• _Task directions_: Return only the count of lines in which the word "store" appears.

== Entries shown

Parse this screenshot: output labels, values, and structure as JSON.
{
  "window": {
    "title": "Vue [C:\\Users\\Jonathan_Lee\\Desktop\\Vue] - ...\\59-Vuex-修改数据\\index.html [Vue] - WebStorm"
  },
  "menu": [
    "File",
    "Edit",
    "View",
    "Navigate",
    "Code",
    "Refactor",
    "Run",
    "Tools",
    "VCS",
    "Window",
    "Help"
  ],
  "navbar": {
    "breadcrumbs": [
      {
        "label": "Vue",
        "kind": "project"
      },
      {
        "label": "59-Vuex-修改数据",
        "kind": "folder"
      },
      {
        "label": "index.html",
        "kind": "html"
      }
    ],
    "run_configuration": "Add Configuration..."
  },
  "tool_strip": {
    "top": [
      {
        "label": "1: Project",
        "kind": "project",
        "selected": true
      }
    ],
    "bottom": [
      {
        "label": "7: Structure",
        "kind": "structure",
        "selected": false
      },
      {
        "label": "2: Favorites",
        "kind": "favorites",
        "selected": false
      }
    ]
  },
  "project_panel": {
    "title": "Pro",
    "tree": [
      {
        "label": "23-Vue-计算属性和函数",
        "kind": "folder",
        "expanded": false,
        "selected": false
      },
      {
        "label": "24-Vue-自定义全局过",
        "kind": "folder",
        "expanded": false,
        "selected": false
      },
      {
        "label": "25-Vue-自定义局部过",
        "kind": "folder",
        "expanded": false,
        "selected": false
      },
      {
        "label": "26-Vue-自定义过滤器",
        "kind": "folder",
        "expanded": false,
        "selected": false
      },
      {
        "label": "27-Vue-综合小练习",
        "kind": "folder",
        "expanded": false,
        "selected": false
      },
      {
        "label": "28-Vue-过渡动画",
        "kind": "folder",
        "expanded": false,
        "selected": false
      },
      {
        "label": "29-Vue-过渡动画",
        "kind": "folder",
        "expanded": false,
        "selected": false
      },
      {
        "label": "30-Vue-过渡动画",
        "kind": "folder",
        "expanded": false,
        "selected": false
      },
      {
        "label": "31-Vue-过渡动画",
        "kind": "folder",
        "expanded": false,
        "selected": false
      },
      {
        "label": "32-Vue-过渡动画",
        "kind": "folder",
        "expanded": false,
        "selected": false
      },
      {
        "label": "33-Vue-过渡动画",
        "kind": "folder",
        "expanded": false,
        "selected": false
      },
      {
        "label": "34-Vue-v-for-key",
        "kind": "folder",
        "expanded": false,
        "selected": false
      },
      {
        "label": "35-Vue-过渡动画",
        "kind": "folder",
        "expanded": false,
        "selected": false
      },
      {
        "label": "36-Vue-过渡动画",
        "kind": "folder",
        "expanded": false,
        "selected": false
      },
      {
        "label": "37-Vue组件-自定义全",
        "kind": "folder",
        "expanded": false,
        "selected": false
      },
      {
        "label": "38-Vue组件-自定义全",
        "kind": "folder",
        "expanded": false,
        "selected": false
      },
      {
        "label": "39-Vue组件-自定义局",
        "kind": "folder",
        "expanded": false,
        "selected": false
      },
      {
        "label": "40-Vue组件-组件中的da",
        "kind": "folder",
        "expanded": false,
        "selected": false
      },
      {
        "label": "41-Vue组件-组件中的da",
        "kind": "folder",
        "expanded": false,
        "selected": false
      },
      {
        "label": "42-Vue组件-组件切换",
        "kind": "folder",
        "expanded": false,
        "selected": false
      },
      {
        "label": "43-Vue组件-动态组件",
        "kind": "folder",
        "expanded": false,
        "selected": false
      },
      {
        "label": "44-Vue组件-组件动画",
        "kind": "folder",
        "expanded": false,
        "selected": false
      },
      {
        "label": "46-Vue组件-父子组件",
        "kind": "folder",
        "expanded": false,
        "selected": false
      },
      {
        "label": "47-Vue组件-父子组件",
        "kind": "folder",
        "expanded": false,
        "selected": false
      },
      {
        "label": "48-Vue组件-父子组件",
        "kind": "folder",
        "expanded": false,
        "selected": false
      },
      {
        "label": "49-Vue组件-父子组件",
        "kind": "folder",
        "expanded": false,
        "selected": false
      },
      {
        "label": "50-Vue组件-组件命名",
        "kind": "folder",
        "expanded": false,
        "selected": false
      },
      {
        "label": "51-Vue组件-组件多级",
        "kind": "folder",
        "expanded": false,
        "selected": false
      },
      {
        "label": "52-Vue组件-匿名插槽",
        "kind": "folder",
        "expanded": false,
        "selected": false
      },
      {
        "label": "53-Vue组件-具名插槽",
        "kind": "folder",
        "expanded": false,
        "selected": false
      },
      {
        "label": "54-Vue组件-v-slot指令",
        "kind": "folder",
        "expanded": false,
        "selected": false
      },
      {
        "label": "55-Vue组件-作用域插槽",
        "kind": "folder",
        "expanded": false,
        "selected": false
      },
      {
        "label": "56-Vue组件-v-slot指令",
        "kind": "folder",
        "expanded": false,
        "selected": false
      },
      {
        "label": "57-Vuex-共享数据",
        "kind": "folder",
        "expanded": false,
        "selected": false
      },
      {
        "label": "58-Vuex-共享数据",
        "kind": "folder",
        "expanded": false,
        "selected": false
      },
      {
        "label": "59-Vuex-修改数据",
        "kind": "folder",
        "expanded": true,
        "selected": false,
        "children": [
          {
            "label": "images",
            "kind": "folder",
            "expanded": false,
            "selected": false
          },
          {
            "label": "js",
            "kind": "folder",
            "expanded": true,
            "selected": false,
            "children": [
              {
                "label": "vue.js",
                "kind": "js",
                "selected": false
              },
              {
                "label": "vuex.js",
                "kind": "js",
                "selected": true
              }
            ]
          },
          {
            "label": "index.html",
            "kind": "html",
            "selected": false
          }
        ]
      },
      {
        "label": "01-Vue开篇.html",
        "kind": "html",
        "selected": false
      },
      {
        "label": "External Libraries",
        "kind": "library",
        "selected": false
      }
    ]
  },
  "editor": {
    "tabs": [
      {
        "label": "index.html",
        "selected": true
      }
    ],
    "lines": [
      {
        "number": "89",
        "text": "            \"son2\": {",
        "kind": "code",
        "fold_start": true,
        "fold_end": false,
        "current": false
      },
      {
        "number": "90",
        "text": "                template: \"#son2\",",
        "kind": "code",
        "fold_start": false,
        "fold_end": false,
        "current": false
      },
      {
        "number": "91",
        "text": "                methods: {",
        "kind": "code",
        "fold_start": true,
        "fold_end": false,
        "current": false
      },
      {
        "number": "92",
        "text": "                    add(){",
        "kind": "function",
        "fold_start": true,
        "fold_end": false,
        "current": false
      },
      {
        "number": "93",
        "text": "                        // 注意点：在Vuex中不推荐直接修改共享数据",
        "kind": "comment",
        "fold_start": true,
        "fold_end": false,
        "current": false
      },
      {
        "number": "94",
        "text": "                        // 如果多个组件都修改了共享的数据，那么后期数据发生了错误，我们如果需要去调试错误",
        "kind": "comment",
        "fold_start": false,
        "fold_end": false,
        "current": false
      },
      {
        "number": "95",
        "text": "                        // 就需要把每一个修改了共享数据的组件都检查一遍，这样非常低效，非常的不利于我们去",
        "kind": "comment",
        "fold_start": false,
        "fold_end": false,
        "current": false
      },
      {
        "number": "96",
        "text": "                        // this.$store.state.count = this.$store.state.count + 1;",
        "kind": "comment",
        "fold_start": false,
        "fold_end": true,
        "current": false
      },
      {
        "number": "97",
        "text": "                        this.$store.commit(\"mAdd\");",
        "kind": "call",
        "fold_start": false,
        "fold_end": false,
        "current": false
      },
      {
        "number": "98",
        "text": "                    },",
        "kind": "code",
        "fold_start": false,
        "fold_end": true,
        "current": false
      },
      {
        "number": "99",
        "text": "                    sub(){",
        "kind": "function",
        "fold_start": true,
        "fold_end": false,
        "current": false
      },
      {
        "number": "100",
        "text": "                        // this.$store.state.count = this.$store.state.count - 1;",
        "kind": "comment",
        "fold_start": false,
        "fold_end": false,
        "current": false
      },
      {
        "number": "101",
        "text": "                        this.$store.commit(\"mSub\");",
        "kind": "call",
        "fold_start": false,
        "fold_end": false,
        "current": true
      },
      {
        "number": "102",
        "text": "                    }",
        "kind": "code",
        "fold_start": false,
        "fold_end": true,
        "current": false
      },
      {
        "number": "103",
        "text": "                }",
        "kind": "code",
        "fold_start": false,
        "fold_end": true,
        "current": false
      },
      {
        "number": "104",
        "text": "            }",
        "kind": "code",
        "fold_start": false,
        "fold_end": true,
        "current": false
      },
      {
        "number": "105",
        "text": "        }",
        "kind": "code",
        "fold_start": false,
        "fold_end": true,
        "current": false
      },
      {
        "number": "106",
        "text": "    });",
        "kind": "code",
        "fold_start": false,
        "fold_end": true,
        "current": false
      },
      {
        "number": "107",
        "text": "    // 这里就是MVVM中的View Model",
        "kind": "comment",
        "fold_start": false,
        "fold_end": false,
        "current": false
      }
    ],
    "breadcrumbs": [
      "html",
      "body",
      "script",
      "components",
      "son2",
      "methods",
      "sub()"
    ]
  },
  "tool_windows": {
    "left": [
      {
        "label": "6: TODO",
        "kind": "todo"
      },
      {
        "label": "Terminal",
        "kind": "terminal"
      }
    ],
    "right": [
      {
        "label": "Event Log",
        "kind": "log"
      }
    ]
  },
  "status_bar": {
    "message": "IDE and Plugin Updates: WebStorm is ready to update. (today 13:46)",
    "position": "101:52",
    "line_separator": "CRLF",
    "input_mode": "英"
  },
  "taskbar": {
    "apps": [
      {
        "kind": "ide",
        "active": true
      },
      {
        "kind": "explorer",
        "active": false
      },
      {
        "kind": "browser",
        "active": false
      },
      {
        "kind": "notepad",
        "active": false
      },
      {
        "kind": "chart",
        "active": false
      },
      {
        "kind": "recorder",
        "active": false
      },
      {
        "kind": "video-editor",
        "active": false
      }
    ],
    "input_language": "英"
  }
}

====

• _In response_: 4